Input for this task »

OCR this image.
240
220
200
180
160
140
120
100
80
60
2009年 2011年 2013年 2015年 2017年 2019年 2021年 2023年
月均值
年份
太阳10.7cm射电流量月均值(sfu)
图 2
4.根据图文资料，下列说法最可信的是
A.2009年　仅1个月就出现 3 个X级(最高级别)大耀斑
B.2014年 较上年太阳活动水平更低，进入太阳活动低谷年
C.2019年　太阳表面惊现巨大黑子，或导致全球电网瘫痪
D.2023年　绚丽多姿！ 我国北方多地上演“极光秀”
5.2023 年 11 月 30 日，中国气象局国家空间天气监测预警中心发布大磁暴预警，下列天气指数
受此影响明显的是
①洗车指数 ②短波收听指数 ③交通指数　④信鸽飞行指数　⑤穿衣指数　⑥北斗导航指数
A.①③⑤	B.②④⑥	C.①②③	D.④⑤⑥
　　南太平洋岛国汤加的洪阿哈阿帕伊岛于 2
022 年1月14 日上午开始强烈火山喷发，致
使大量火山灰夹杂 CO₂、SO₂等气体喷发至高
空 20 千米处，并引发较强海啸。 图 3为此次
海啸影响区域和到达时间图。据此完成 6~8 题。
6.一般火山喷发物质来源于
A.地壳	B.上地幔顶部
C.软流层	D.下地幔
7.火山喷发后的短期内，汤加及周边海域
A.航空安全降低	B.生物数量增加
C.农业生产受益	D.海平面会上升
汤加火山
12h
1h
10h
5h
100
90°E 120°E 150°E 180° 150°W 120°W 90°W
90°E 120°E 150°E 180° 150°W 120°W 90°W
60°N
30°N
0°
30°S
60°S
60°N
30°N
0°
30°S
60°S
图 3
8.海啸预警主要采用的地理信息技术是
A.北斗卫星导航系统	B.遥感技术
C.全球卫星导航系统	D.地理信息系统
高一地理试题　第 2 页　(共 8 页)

Stated exercise » Copy out all of the data exactly, leaving nothing out.

Response to the task »
OCR this image.
240
220
200
180
160
140
120
100
80
60
2009年 2011年 2013年 2015年 2017年 2019年 2021年 2023年
月均值
年份
太阳10.7cm射电流量月均值(sfu)
图 2
4.根据图文资料，下列说法最可信的是
A.2009年　仅1个月就出现 3 个X级(最高级别)大耀斑
B.2014年 较上年太阳活动水平更低，进入太阳活动低谷年
C.2019年　太阳表面惊现巨大黑子，或导致全球电网瘫痪
D.2023年　绚丽多姿！ 我国北方多地上演“极光秀”
5.2023 年 11 月 30 日，中国气象局国家空间天气监测预警中心发布大磁暴预警，下列天气指数
受此影响明显的是
①洗车指数 ②短波收听指数 ③交通指数　④信鸽飞行指数　⑤穿衣指数　⑥北斗导航指数
A.①③⑤	B.②④⑥	C.①②③	D.④⑤⑥
　　南太平洋岛国汤加的洪阿哈阿帕伊岛于 2
022 年1月14 日上午开始强烈火山喷发，致
使大量火山灰夹杂 CO₂、SO₂等气体喷发至高
空 20 千米处，并引发较强海啸。 图 3为此次
海啸影响区域和到达时间图。据此完成 6~8 题。
6.一般火山喷发物质来源于
A.地壳	B.上地幔顶部
C.软流层	D.下地幔
7.火山喷发后的短期内，汤加及周边海域
A.航空安全降低	B.生物数量增加
C.农业生产受益	D.海平面会上升
汤加火山
12h
1h
10h
5h
100
90°E 120°E 150°E 180° 150°W 120°W 90°W
90°E 120°E 150°E 180° 150°W 120°W 90°W
60°N
30°N
0°
30°S
60°S
60°N
30°N
0°
30°S
60°S
图 3
8.海啸预警主要采用的地理信息技术是
A.北斗卫星导航系统	B.遥感技术
C.全球卫星导航系统	D.地理信息系统
高一地理试题　第 2 页　(共 8 页)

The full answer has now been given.